__Stated problem__.
Pick out each line with the word "владений" from the material that follows.

__Source records__.
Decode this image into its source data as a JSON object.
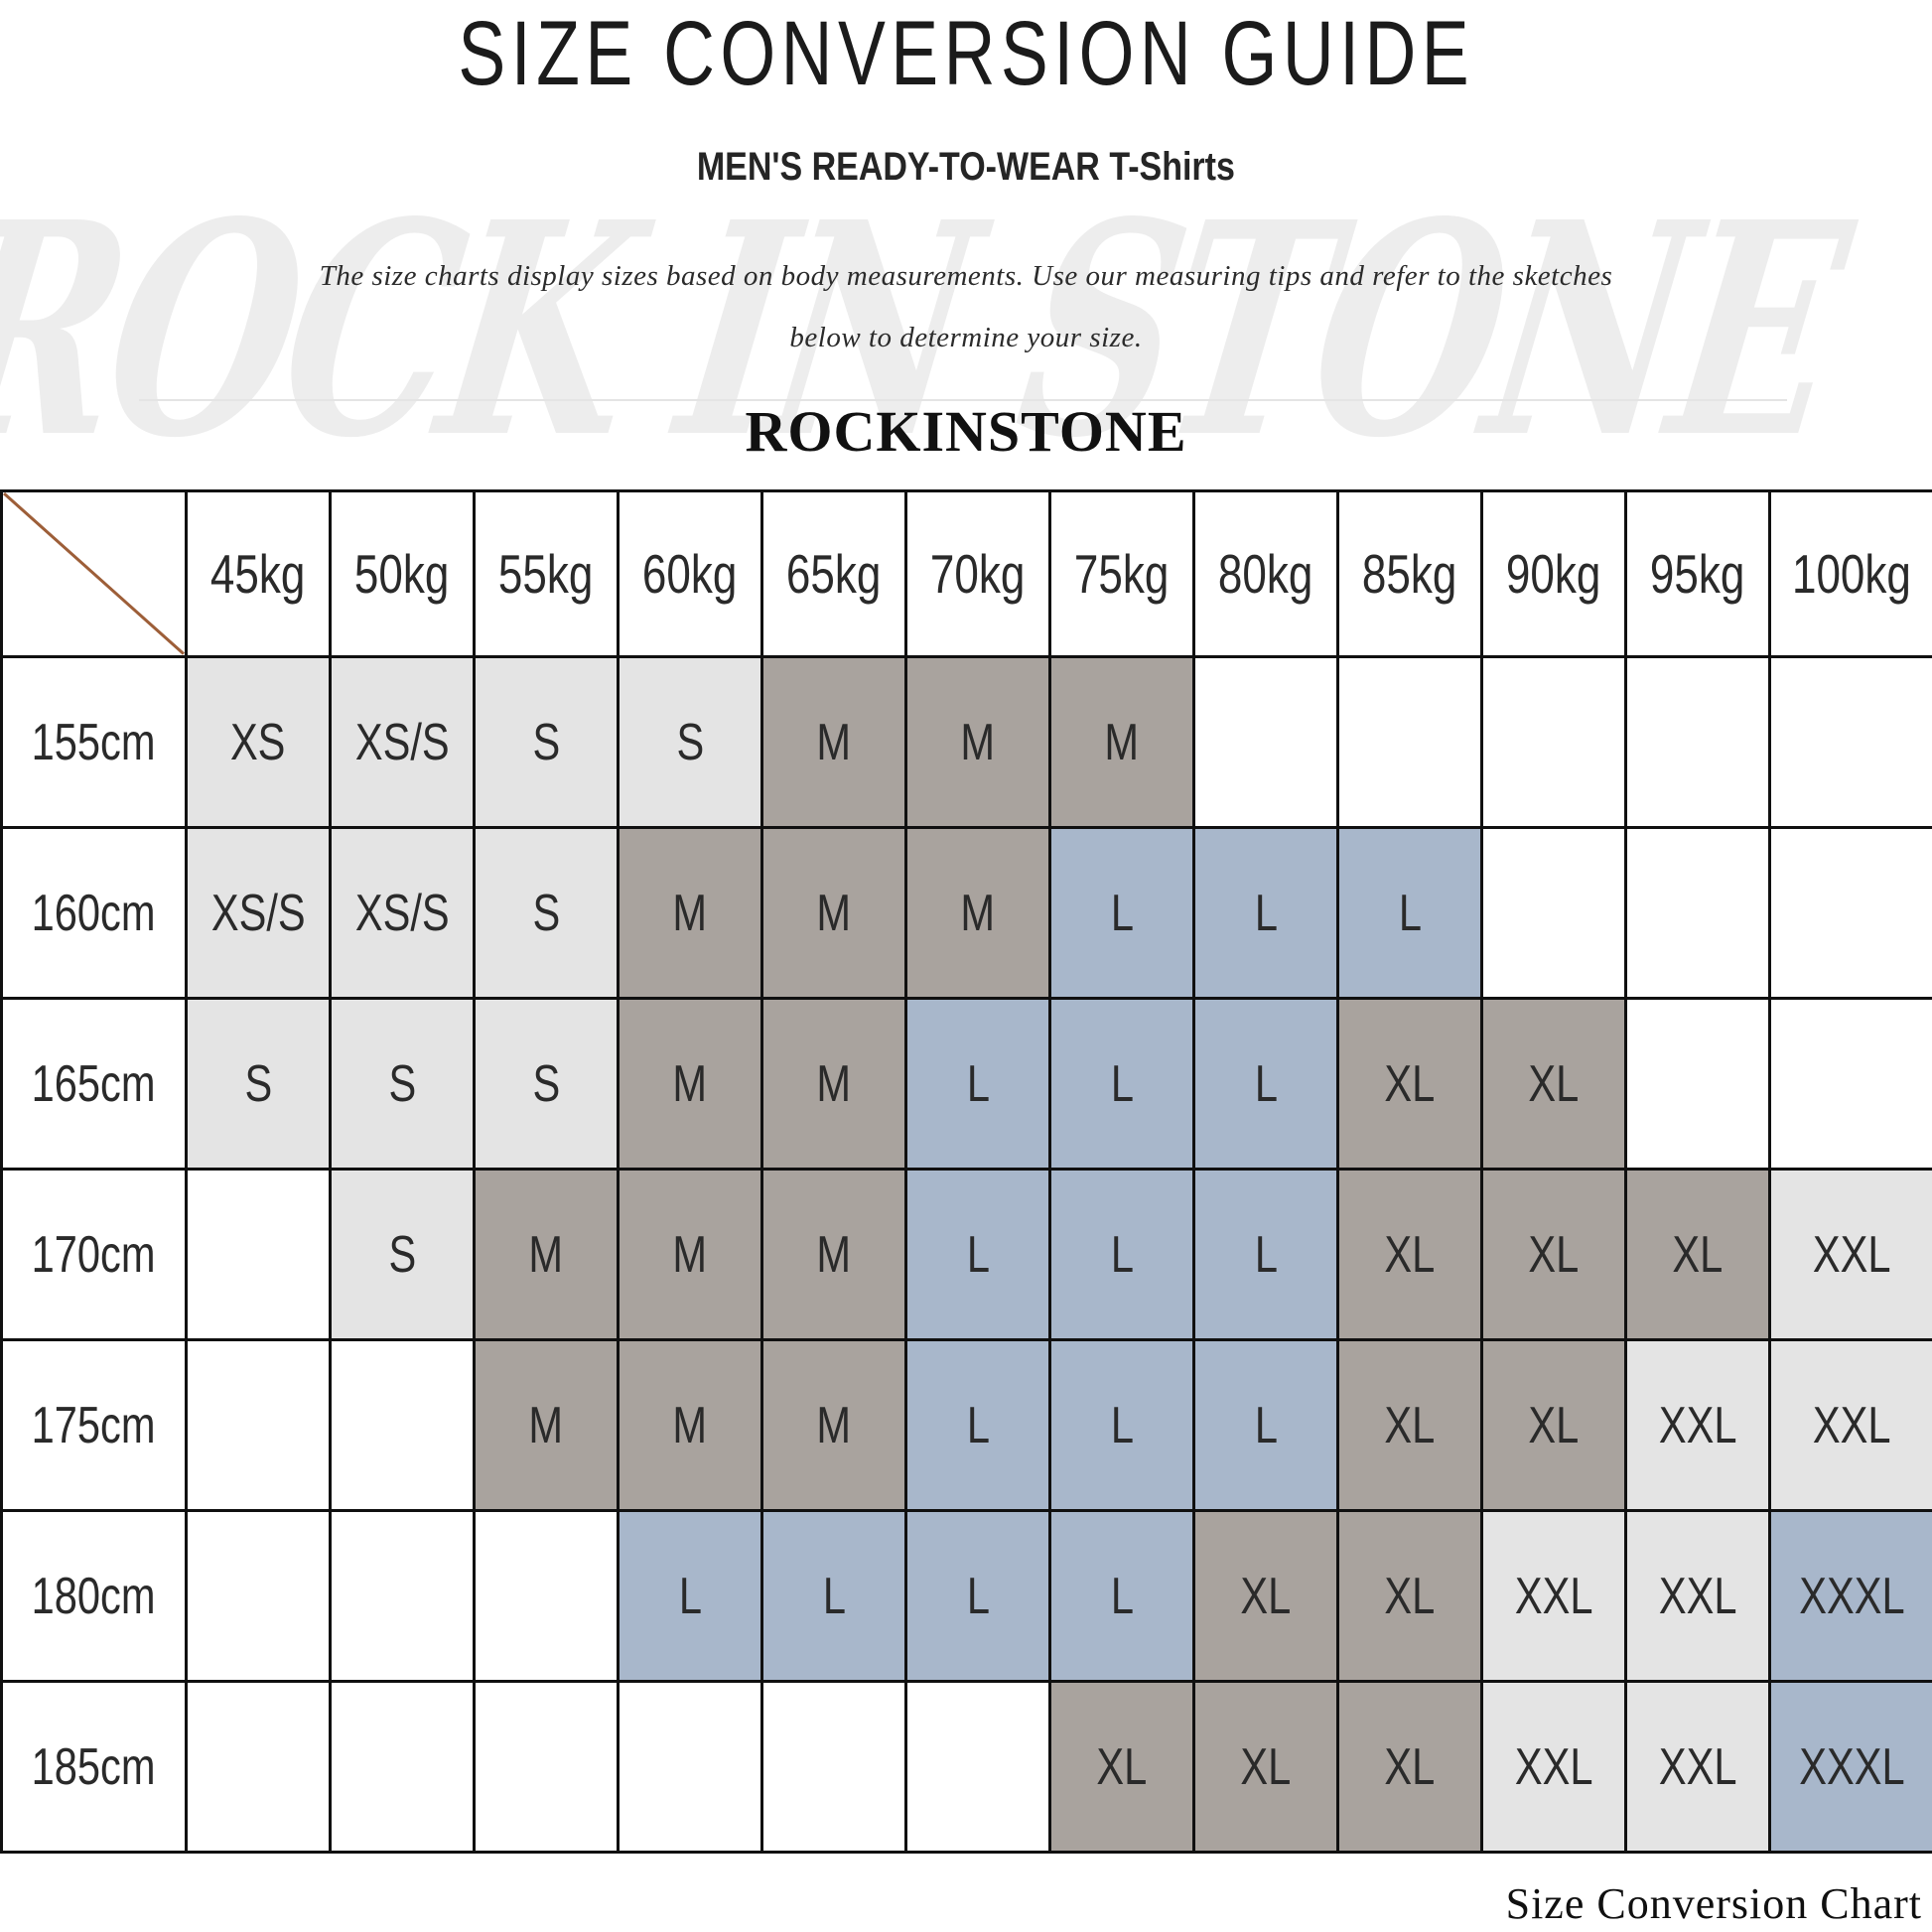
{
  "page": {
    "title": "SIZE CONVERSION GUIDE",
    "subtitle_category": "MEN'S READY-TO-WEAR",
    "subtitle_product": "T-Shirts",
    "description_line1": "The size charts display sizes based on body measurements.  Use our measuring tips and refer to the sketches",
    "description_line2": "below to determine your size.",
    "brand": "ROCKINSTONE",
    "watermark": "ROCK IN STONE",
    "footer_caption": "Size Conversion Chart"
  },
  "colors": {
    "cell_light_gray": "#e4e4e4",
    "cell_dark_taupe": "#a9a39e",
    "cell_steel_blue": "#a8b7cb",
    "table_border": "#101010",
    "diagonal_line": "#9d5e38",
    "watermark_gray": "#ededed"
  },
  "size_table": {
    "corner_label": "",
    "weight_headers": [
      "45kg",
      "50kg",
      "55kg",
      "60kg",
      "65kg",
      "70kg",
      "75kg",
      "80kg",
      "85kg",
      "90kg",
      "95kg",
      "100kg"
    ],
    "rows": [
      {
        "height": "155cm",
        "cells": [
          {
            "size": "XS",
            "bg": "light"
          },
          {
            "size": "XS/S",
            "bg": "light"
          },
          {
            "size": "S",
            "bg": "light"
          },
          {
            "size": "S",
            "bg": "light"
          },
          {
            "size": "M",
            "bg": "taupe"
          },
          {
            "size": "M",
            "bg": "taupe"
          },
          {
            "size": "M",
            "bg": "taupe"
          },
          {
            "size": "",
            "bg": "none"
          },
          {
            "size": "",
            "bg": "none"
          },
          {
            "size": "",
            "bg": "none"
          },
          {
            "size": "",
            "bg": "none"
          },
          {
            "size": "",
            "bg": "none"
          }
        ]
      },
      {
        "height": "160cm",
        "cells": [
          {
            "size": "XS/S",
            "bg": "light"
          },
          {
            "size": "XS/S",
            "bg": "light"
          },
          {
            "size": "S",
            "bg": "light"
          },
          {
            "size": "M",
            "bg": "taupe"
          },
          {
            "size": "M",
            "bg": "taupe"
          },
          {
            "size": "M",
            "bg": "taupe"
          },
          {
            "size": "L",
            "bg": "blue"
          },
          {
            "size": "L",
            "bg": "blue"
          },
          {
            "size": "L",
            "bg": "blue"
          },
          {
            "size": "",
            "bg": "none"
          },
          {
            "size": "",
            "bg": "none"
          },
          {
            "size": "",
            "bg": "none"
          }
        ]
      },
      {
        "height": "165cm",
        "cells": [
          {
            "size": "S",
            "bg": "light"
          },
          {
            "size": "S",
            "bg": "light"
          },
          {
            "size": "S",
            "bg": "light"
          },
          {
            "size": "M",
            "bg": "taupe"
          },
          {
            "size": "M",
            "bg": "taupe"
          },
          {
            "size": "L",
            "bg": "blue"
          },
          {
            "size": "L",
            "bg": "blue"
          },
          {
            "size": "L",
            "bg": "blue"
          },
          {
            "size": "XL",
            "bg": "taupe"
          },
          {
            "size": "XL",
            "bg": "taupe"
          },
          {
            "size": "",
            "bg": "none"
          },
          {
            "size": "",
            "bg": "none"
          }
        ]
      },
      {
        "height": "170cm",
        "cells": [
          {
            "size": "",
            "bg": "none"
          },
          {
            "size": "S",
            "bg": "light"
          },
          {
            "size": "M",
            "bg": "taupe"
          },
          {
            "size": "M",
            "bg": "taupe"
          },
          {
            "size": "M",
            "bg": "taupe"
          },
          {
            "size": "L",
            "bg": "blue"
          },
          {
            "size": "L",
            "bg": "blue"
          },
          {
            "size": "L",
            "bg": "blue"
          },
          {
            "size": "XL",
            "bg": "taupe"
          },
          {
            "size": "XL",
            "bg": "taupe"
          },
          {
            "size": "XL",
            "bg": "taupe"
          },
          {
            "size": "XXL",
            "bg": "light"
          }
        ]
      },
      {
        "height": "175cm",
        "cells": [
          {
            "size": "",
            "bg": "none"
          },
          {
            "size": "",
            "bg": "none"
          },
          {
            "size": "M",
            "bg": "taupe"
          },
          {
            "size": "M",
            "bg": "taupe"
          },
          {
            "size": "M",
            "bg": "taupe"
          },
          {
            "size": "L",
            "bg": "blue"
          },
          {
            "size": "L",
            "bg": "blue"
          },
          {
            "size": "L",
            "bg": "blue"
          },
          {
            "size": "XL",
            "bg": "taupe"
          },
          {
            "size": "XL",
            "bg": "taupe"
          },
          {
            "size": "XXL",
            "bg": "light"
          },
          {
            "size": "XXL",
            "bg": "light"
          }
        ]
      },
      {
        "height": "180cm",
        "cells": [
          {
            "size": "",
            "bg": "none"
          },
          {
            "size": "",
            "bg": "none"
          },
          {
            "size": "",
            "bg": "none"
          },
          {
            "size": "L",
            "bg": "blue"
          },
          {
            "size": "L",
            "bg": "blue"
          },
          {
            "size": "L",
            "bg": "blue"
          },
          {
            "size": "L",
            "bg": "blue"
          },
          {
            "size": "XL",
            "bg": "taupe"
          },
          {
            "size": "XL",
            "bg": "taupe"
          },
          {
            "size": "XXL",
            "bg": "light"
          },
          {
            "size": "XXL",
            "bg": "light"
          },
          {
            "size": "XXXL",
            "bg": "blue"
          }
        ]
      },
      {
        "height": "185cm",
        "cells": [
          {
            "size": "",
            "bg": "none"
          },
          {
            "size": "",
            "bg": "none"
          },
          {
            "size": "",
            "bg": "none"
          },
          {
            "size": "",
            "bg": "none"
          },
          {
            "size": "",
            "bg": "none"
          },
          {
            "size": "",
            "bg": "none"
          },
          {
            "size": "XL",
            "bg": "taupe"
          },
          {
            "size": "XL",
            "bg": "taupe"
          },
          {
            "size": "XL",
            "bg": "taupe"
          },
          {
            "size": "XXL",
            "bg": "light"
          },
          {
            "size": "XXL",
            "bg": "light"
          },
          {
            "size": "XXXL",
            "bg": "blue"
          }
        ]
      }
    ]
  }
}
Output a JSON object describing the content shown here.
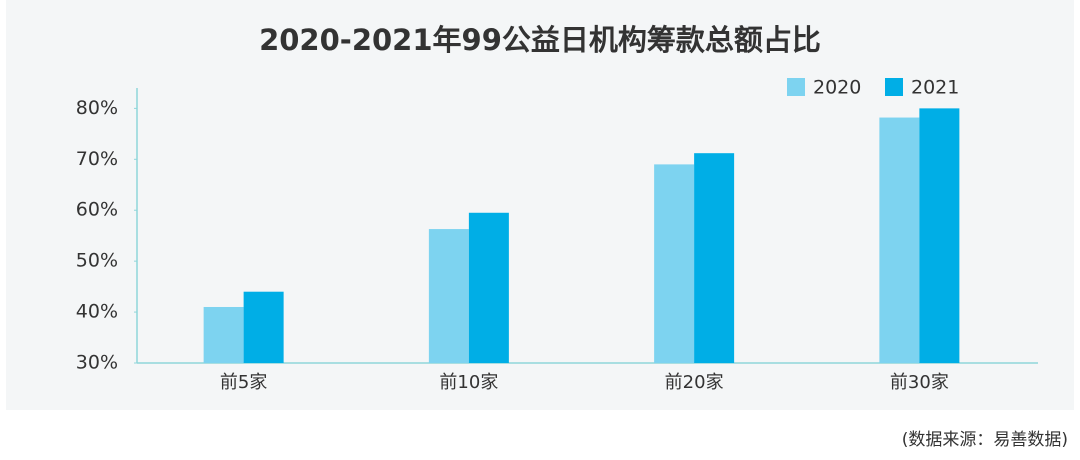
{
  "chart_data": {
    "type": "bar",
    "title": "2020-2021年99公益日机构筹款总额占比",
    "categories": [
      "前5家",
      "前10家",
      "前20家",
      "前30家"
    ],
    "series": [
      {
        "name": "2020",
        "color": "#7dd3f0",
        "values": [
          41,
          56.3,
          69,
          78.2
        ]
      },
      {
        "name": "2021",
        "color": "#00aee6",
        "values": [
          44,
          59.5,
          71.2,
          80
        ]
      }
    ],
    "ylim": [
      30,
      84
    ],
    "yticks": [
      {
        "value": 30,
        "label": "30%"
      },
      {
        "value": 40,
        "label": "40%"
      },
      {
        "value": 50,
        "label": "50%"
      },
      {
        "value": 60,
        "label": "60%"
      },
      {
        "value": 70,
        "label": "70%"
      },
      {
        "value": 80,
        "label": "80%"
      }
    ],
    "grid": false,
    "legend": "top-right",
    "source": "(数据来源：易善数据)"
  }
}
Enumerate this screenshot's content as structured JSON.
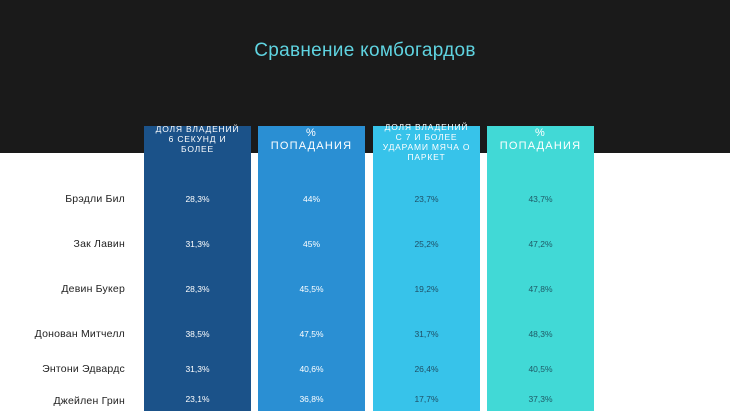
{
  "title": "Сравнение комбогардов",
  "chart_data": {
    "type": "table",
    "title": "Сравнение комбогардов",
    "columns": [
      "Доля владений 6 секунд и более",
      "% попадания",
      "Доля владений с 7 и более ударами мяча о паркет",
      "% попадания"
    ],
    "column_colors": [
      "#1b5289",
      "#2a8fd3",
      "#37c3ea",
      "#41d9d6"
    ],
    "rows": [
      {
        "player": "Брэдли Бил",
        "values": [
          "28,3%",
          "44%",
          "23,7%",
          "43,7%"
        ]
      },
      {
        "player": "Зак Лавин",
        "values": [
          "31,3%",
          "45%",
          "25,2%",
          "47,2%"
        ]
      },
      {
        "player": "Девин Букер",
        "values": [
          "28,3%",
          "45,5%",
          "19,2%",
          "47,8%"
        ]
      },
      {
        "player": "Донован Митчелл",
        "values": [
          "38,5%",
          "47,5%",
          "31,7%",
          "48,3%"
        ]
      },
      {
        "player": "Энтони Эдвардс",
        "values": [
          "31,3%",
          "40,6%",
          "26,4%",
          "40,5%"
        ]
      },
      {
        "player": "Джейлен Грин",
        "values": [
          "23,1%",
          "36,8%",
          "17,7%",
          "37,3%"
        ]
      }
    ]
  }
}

__Answer to the exercise__.
      "Доля владений 6 секунд и более",
      "Доля владений с 7 и более ударами мяча о паркет",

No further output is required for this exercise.